Omit the pictures and output every entry below exactly as written.

Excerpted data –
------------
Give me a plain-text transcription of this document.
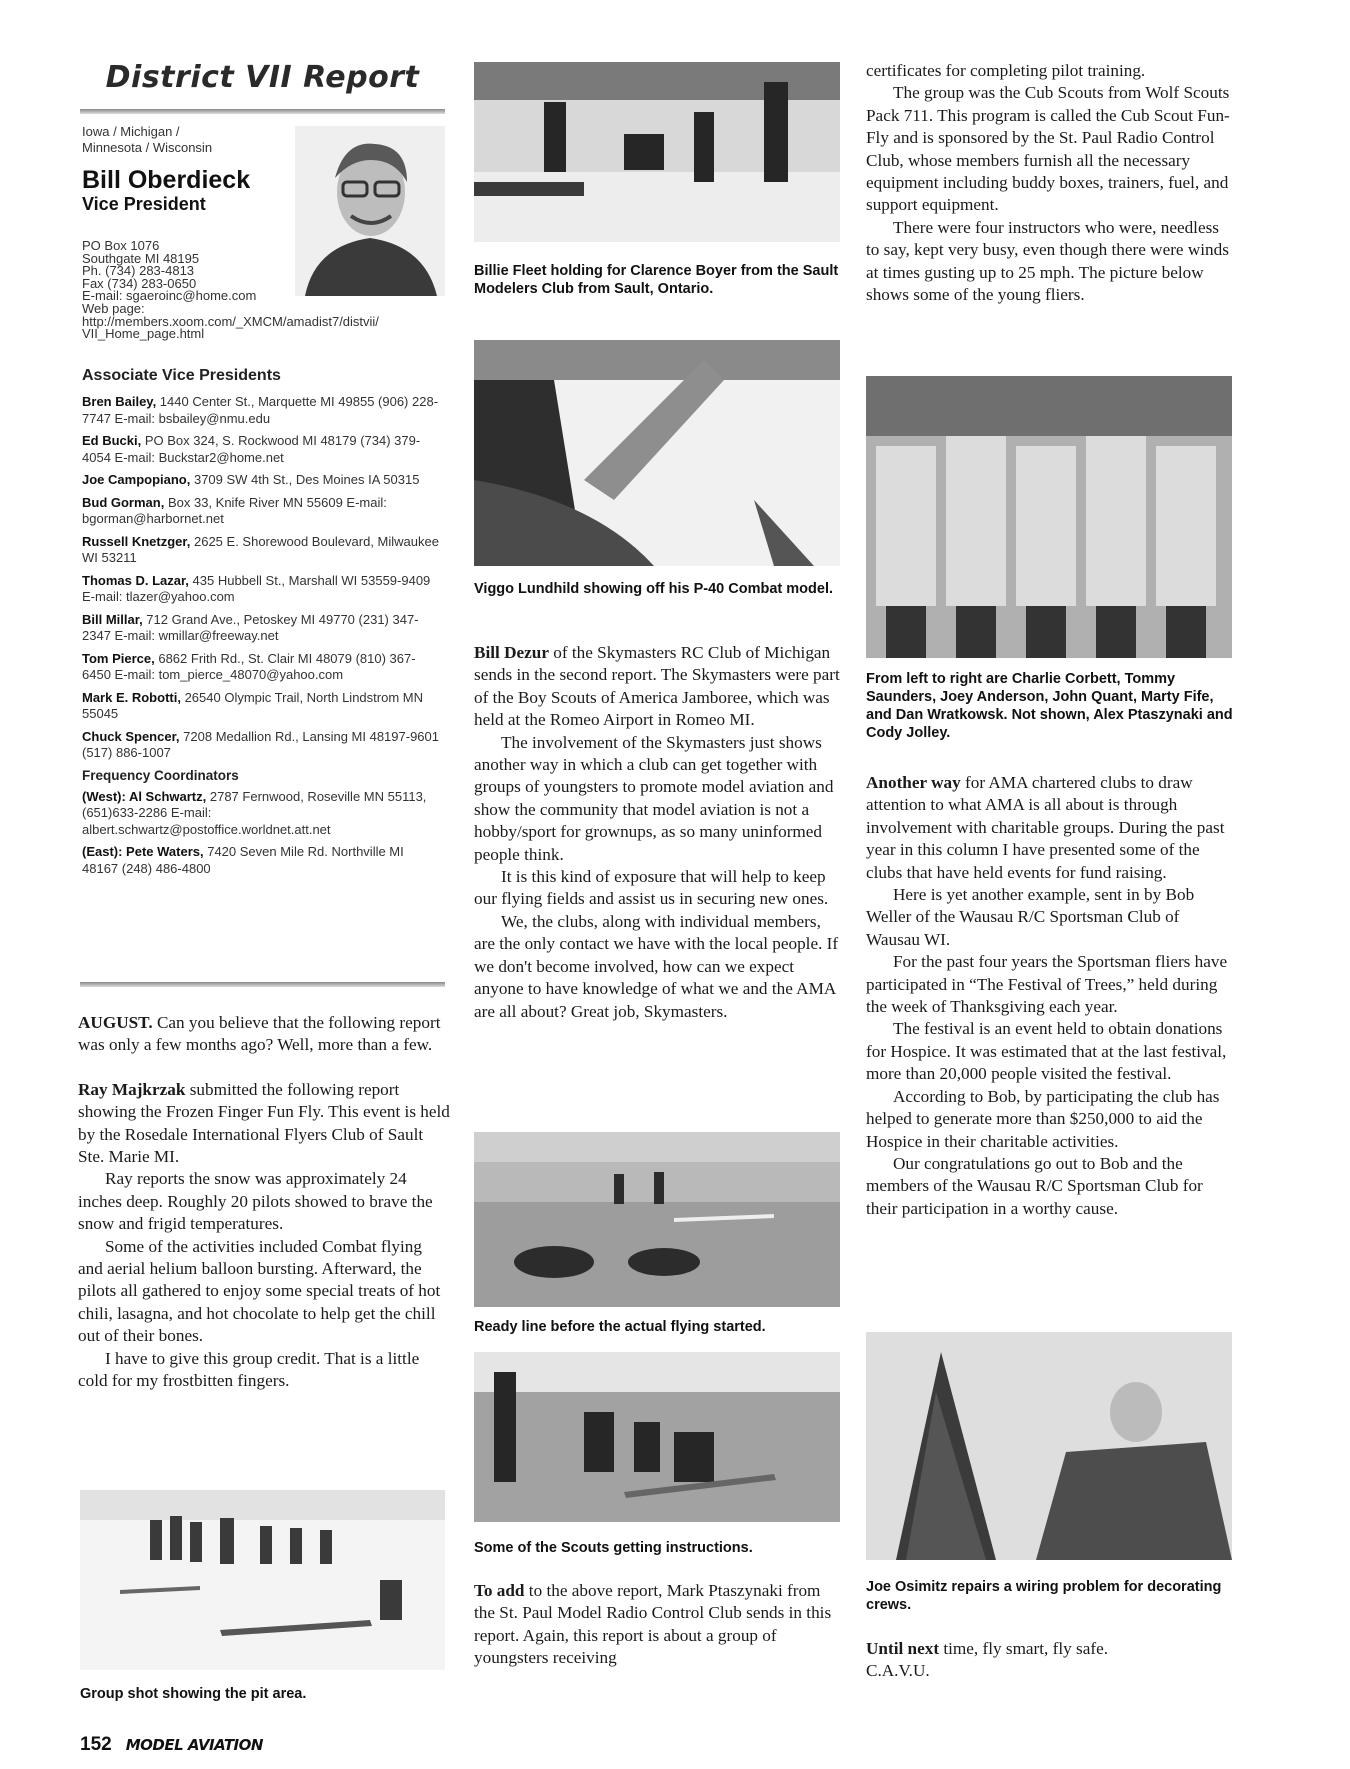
District VII Report
Iowa / Michigan /
Minnesota / Wisconsin
Bill Oberdieck
Vice President
PO Box 1076
Southgate MI 48195
Ph. (734) 283-4813
Fax (734) 283-0650
E-mail: sgaeroinc@home.com
Web page:
http://members.xoom.com/_XMCM/amadist7/distvii/
VII_Home_page.html
Associate Vice Presidents
Bren Bailey, 1440 Center St., Marquette MI 49855 (906) 228-7747 E-mail: bsbailey@nmu.edu
Ed Bucki, PO Box 324, S. Rockwood MI 48179 (734) 379-4054 E-mail: Buckstar2@home.net
Joe Campopiano, 3709 SW 4th St., Des Moines IA 50315
Bud Gorman, Box 33, Knife River MN 55609 E-mail: bgorman@harbornet.net
Russell Knetzger, 2625 E. Shorewood Boulevard, Milwaukee WI 53211
Thomas D. Lazar, 435 Hubbell St., Marshall WI 53559-9409 E-mail: tlazer@yahoo.com
Bill Millar, 712 Grand Ave., Petoskey MI 49770 (231) 347-2347 E-mail: wmillar@freeway.net
Tom Pierce, 6862 Frith Rd., St. Clair MI 48079 (810) 367-6450 E-mail: tom_pierce_48070@yahoo.com
Mark E. Robotti, 26540 Olympic Trail, North Lindstrom MN 55045
Chuck Spencer, 7208 Medallion Rd., Lansing MI 48197-9601 (517) 886-1007
Frequency Coordinators
(West): Al Schwartz, 2787 Fernwood, Roseville MN 55113, (651)633-2286 E-mail: albert.schwartz@postoffice.worldnet.att.net
(East): Pete Waters, 7420 Seven Mile Rd. Northville MI 48167 (248) 486-4800

AUGUST. Can you believe that the following report was only a few months ago? Well, more than a few.

Ray Majkrzak submitted the following report showing the Frozen Finger Fun Fly. This event is held by the Rosedale International Flyers Club of Sault Ste. Marie MI.

Ray reports the snow was approximately 24 inches deep. Roughly 20 pilots showed to brave the snow and frigid temperatures.

Some of the activities included Combat flying and aerial helium balloon bursting. Afterward, the pilots all gathered to enjoy some special treats of hot chili, lasagna, and hot chocolate to help get the chill out of their bones.

I have to give this group credit. That is a little cold for my frostbitten fingers.

Group shot showing the pit area.
152 MODEL AVIATION
Billie Fleet holding for Clarence Boyer from the Sault Modelers Club from Sault, Ontario.
Viggo Lundhild showing off his P-40 Combat model.

Bill Dezur of the Skymasters RC Club of Michigan sends in the second report. The Skymasters were part of the Boy Scouts of America Jamboree, which was held at the Romeo Airport in Romeo MI.

The involvement of the Skymasters just shows another way in which a club can get together with groups of youngsters to promote model aviation and show the community that model aviation is not a hobby/sport for grownups, as so many uninformed people think.

It is this kind of exposure that will help to keep our flying fields and assist us in securing new ones.

We, the clubs, along with individual members, are the only contact we have with the local people. If we don't become involved, how can we expect anyone to have knowledge of what we and the AMA are all about? Great job, Skymasters.

Ready line before the actual flying started.
Some of the Scouts getting instructions.

To add to the above report, Mark Ptaszynaki from the St. Paul Model Radio Control Club sends in this report. Again, this report is about a group of youngsters receiving

certificates for completing pilot training.

The group was the Cub Scouts from Wolf Scouts Pack 711. This program is called the Cub Scout Fun-Fly and is sponsored by the St. Paul Radio Control Club, whose members furnish all the necessary equipment including buddy boxes, trainers, fuel, and support equipment.

There were four instructors who were, needless to say, kept very busy, even though there were winds at times gusting up to 25 mph. The picture below shows some of the young fliers.

From left to right are Charlie Corbett, Tommy Saunders, Joey Anderson, John Quant, Marty Fife, and Dan Wratkowsk. Not shown, Alex Ptaszynaki and Cody Jolley.

Another way for AMA chartered clubs to draw attention to what AMA is all about is through involvement with charitable groups. During the past year in this column I have presented some of the clubs that have held events for fund raising.

Here is yet another example, sent in by Bob Weller of the Wausau R/C Sportsman Club of Wausau WI.

For the past four years the Sportsman fliers have participated in “The Festival of Trees,” held during the week of Thanksgiving each year.

The festival is an event held to obtain donations for Hospice. It was estimated that at the last festival, more than 20,000 people visited the festival.

According to Bob, by participating the club has helped to generate more than $250,000 to aid the Hospice in their charitable activities.

Our congratulations go out to Bob and the members of the Wausau R/C Sportsman Club for their participation in a worthy cause.

Joe Osimitz repairs a wiring problem for decorating crews.

Until next time, fly smart, fly safe.

C.A.V.U.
------------
Answer –
Give me a plain-text transcription of this document.
District VII Report
Iowa / Michigan /
Minnesota / Wisconsin
Bill Oberdieck
Vice President
PO Box 1076
Southgate MI 48195
Ph. (734) 283-4813
Fax (734) 283-0650
E-mail: sgaeroinc@home.com
Web page:
http://members.xoom.com/_XMCM/amadist7/distvii/
VII_Home_page.html
Associate Vice Presidents
Bren Bailey, 1440 Center St., Marquette MI 49855 (906) 228-7747 E-mail: bsbailey@nmu.edu
Ed Bucki, PO Box 324, S. Rockwood MI 48179 (734) 379-4054 E-mail: Buckstar2@home.net
Joe Campopiano, 3709 SW 4th St., Des Moines IA 50315
Bud Gorman, Box 33, Knife River MN 55609 E-mail: bgorman@harbornet.net
Russell Knetzger, 2625 E. Shorewood Boulevard, Milwaukee WI 53211
Thomas D. Lazar, 435 Hubbell St., Marshall WI 53559-9409 E-mail: tlazer@yahoo.com
Bill Millar, 712 Grand Ave., Petoskey MI 49770 (231) 347-2347 E-mail: wmillar@freeway.net
Tom Pierce, 6862 Frith Rd., St. Clair MI 48079 (810) 367-6450 E-mail: tom_pierce_48070@yahoo.com
Mark E. Robotti, 26540 Olympic Trail, North Lindstrom MN 55045
Chuck Spencer, 7208 Medallion Rd., Lansing MI 48197-9601 (517) 886-1007
Frequency Coordinators
(West): Al Schwartz, 2787 Fernwood, Roseville MN 55113, (651)633-2286 E-mail: albert.schwartz@postoffice.worldnet.att.net
(East): Pete Waters, 7420 Seven Mile Rd. Northville MI 48167 (248) 486-4800

AUGUST. Can you believe that the following report was only a few months ago? Well, more than a few.

Ray Majkrzak submitted the following report showing the Frozen Finger Fun Fly. This event is held by the Rosedale International Flyers Club of Sault Ste. Marie MI.

Ray reports the snow was approximately 24 inches deep. Roughly 20 pilots showed to brave the snow and frigid temperatures.

Some of the activities included Combat flying and aerial helium balloon bursting. Afterward, the pilots all gathered to enjoy some special treats of hot chili, lasagna, and hot chocolate to help get the chill out of their bones.

I have to give this group credit. That is a little cold for my frostbitten fingers.

Group shot showing the pit area.
152 MODEL AVIATION
Billie Fleet holding for Clarence Boyer from the Sault Modelers Club from Sault, Ontario.
Viggo Lundhild showing off his P-40 Combat model.

Bill Dezur of the Skymasters RC Club of Michigan sends in the second report. The Skymasters were part of the Boy Scouts of America Jamboree, which was held at the Romeo Airport in Romeo MI.

The involvement of the Skymasters just shows another way in which a club can get together with groups of youngsters to promote model aviation and show the community that model aviation is not a hobby/sport for grownups, as so many uninformed people think.

It is this kind of exposure that will help to keep our flying fields and assist us in securing new ones.

We, the clubs, along with individual members, are the only contact we have with the local people. If we don't become involved, how can we expect anyone to have knowledge of what we and the AMA are all about? Great job, Skymasters.

Ready line before the actual flying started.
Some of the Scouts getting instructions.

To add to the above report, Mark Ptaszynaki from the St. Paul Model Radio Control Club sends in this report. Again, this report is about a group of youngsters receiving

certificates for completing pilot training.

The group was the Cub Scouts from Wolf Scouts Pack 711. This program is called the Cub Scout Fun-Fly and is sponsored by the St. Paul Radio Control Club, whose members furnish all the necessary equipment including buddy boxes, trainers, fuel, and support equipment.

There were four instructors who were, needless to say, kept very busy, even though there were winds at times gusting up to 25 mph. The picture below shows some of the young fliers.

From left to right are Charlie Corbett, Tommy Saunders, Joey Anderson, John Quant, Marty Fife, and Dan Wratkowsk. Not shown, Alex Ptaszynaki and Cody Jolley.

Another way for AMA chartered clubs to draw attention to what AMA is all about is through involvement with charitable groups. During the past year in this column I have presented some of the clubs that have held events for fund raising.

Here is yet another example, sent in by Bob Weller of the Wausau R/C Sportsman Club of Wausau WI.

For the past four years the Sportsman fliers have participated in “The Festival of Trees,” held during the week of Thanksgiving each year.

The festival is an event held to obtain donations for Hospice. It was estimated that at the last festival, more than 20,000 people visited the festival.

According to Bob, by participating the club has helped to generate more than $250,000 to aid the Hospice in their charitable activities.

Our congratulations go out to Bob and the members of the Wausau R/C Sportsman Club for their participation in a worthy cause.

Joe Osimitz repairs a wiring problem for decorating crews.

Until next time, fly smart, fly safe.

C.A.V.U.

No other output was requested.